* **EXERCISE BRIEF**:
Take every line from the material that has the word "What" in it.

++++ RECORDS FOR THE EXERCISE ++++

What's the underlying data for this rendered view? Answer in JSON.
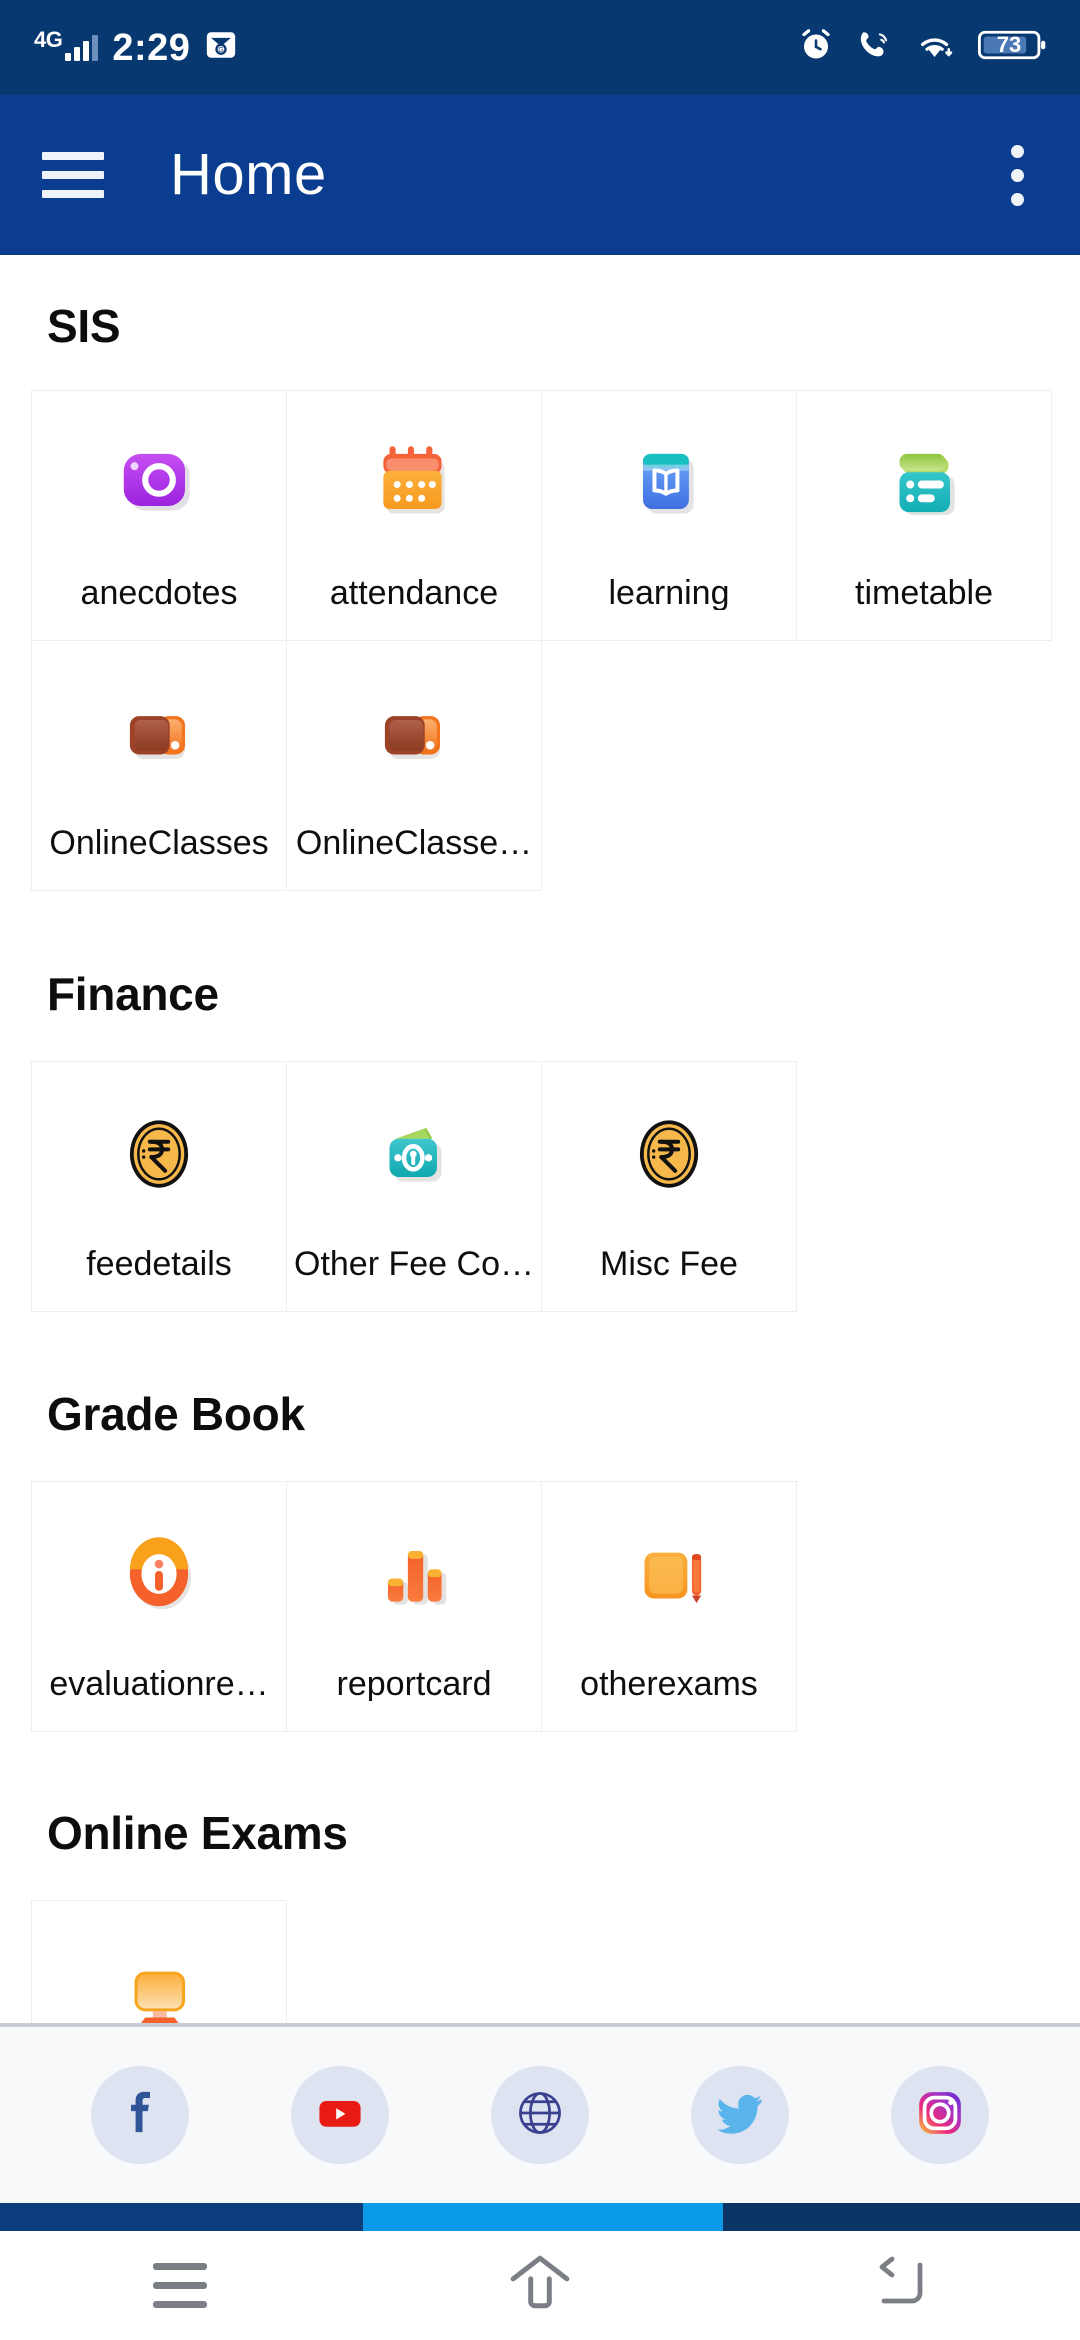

++++
++++ RECORDS FOR THE EXERCISE ++++

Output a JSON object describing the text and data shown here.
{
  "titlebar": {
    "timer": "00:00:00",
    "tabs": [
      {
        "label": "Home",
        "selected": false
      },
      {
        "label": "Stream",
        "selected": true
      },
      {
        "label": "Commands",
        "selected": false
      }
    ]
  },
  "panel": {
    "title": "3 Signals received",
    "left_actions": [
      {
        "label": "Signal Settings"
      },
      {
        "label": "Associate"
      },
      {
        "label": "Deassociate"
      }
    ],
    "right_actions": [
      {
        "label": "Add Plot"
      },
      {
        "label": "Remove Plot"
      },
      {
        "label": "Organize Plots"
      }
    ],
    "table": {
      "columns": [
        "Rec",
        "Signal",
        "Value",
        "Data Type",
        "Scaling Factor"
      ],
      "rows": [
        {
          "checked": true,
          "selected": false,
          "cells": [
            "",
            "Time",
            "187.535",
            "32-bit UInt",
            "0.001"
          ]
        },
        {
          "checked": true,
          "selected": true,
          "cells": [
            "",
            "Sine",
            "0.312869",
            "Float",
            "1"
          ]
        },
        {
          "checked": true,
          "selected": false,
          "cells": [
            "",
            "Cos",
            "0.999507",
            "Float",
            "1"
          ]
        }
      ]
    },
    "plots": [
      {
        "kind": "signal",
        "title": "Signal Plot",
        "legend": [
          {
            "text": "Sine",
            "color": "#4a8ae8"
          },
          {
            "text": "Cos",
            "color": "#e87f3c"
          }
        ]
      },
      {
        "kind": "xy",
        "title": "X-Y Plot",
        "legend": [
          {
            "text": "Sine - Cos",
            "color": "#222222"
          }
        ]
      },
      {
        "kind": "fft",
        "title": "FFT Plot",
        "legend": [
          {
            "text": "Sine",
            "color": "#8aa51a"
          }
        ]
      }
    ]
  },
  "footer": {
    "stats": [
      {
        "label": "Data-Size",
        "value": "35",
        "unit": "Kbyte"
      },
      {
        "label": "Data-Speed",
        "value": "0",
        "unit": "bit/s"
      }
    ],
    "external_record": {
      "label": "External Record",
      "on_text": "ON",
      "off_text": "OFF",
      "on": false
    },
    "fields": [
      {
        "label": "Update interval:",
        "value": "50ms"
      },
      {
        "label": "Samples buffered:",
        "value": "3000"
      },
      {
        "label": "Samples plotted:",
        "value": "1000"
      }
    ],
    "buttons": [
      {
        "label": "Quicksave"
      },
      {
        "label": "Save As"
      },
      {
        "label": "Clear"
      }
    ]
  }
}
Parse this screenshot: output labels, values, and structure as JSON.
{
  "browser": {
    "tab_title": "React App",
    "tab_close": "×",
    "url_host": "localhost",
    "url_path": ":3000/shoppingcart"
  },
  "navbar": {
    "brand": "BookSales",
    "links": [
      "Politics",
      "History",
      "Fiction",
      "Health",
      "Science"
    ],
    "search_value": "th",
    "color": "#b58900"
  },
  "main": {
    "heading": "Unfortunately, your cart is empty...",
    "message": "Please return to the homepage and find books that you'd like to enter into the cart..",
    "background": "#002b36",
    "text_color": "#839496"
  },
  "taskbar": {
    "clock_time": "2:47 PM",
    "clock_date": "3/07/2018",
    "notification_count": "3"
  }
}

++++
++++ RECORDS FOR THE EXERCISE ++++

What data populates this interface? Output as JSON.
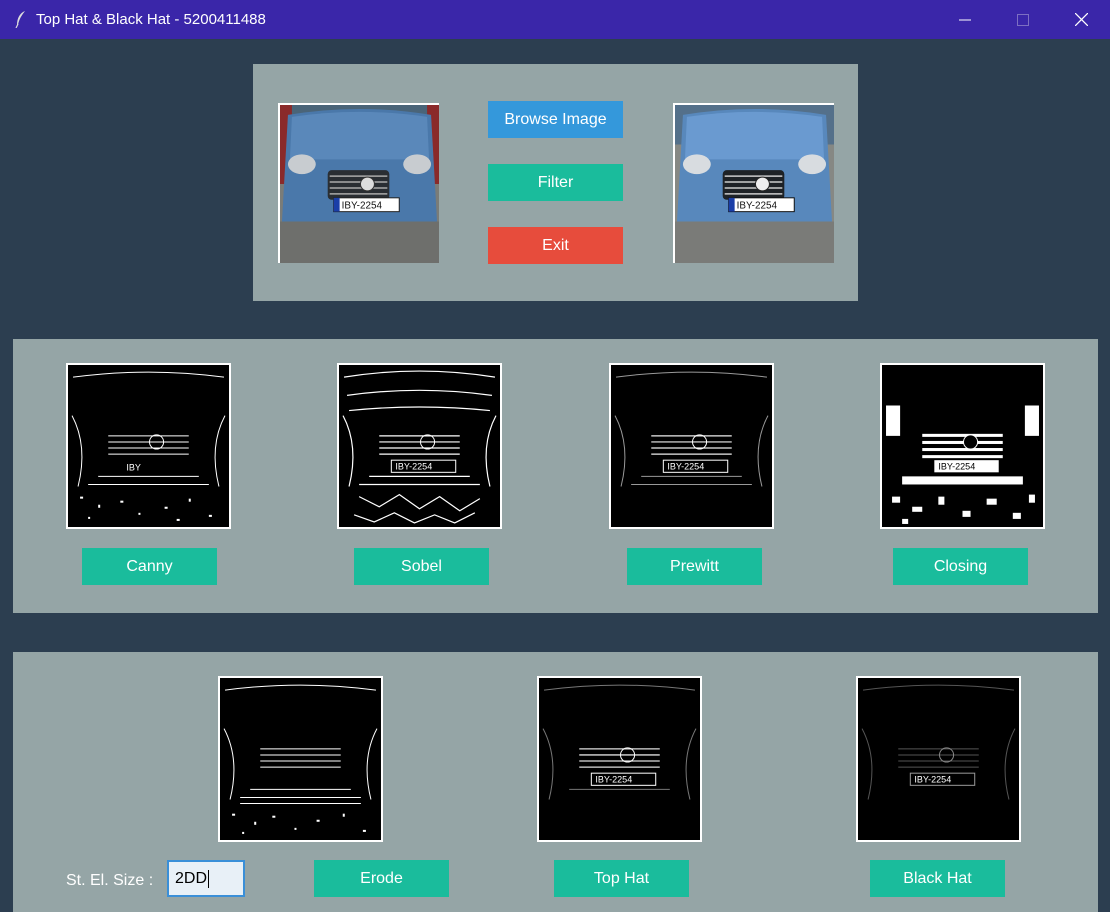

++++

* **SOLUTION**:
What's the underlying data for this rendered view? Answer in JSON.
What data populates this interface? Output as JSON.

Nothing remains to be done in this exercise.